— DATASET RECORDS —
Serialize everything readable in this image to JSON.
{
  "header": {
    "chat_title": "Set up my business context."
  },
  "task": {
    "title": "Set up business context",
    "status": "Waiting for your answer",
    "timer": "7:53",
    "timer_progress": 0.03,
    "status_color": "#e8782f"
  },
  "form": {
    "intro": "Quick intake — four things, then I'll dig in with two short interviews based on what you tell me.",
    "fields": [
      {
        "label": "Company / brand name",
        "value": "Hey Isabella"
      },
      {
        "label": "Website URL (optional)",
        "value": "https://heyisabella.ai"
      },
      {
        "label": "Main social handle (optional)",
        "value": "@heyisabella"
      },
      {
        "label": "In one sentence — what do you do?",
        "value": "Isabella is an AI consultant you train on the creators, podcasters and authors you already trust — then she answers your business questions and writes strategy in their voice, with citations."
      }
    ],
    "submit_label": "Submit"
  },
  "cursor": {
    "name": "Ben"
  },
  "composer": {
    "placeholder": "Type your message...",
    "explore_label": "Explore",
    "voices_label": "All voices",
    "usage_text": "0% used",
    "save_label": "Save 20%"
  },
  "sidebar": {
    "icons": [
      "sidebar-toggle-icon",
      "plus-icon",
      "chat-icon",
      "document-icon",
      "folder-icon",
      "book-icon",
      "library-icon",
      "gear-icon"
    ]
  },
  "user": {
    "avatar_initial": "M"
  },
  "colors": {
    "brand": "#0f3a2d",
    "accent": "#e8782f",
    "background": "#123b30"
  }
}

— INSTRUCTIONS FOR THE TASK —
Among the entries above, how many lines hold the word "heyisabella"? Reply with only that number.

— RESULT FOR THIS TASK —
2